§ SHORT EXERCISE
Retype the line in which "Extract the structured" appears, then every line after it until the records end. Leave out the pictures.

═════ INFORMATION GIVEN ═════

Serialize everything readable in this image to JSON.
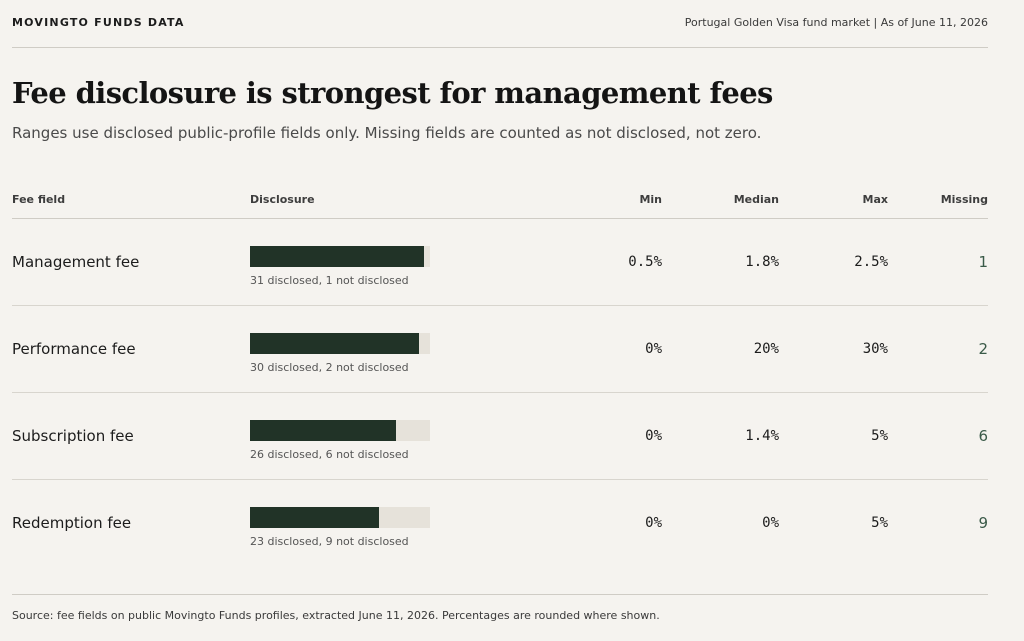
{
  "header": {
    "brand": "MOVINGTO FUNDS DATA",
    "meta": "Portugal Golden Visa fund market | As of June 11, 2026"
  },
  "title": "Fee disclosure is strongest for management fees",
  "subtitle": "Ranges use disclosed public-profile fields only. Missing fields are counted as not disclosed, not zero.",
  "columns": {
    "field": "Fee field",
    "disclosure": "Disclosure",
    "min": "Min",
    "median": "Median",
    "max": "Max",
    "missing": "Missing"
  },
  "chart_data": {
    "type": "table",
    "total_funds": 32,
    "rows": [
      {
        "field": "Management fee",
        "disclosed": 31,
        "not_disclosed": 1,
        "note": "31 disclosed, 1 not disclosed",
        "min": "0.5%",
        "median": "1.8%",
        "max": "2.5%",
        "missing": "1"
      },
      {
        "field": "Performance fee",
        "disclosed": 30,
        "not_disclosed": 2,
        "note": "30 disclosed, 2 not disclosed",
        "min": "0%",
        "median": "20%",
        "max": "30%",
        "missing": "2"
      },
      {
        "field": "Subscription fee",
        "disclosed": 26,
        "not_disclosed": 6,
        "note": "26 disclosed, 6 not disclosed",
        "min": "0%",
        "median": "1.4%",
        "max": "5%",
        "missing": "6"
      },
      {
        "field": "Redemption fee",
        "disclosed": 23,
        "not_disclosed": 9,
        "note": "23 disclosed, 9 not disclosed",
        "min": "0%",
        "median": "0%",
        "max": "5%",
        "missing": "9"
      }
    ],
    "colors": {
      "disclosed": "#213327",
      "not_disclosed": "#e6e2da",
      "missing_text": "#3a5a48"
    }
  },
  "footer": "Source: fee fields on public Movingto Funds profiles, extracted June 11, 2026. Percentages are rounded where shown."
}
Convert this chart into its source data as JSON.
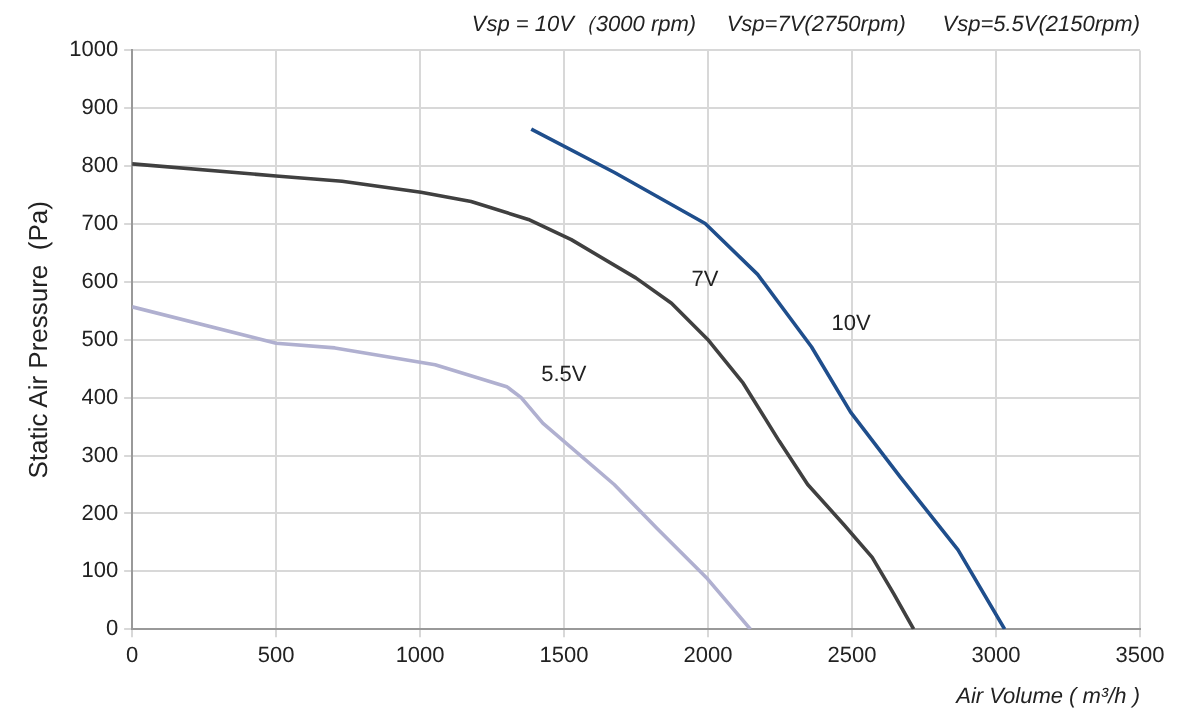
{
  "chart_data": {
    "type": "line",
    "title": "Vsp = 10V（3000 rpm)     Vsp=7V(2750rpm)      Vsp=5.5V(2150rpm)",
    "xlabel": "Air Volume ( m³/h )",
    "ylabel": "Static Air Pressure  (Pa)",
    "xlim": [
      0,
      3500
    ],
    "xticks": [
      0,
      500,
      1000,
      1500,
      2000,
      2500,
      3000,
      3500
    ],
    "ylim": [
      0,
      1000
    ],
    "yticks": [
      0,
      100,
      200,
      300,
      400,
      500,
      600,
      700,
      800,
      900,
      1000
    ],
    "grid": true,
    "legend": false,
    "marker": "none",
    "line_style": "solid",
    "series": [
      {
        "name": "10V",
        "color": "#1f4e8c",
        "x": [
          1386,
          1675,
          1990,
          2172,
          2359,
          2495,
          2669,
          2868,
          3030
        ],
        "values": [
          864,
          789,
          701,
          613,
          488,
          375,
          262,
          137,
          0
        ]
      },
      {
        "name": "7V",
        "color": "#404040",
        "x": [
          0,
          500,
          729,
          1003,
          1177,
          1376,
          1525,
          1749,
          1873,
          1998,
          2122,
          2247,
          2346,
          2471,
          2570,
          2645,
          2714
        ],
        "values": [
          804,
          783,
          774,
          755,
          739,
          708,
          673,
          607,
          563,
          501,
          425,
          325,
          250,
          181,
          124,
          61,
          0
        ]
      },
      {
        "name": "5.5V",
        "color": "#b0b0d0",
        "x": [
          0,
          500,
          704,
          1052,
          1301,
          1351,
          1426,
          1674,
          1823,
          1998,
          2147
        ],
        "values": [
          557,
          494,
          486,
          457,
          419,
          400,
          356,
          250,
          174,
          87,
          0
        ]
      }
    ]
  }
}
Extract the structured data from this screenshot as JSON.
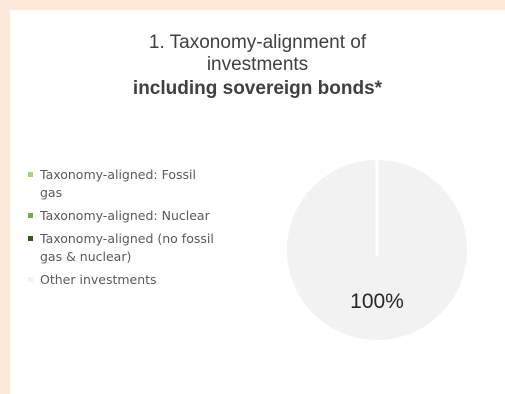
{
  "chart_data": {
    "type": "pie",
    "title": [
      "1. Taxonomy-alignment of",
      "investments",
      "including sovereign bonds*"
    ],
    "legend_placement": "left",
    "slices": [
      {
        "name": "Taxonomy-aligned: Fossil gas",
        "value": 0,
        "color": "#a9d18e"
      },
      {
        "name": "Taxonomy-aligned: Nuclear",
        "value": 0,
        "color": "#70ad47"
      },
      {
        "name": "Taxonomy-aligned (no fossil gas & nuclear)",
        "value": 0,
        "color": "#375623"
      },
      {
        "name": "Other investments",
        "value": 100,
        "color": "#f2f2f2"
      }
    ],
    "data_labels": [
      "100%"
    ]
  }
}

═════

§ SOLUTION FOR THIS TASK
Extract the structured data from this screenshot as JSON.
{
  "chart_data": {
    "type": "pie",
    "title": [
      "1. Taxonomy-alignment of",
      "investments",
      "including sovereign bonds*"
    ],
    "legend_placement": "left",
    "slices": [
      {
        "name": "Taxonomy-aligned: Fossil gas",
        "value": 0,
        "color": "#a9d18e"
      },
      {
        "name": "Taxonomy-aligned: Nuclear",
        "value": 0,
        "color": "#70ad47"
      },
      {
        "name": "Taxonomy-aligned (no fossil gas & nuclear)",
        "value": 0,
        "color": "#375623"
      },
      {
        "name": "Other investments",
        "value": 100,
        "color": "#f2f2f2"
      }
    ],
    "data_labels": [
      "100%"
    ]
  }
}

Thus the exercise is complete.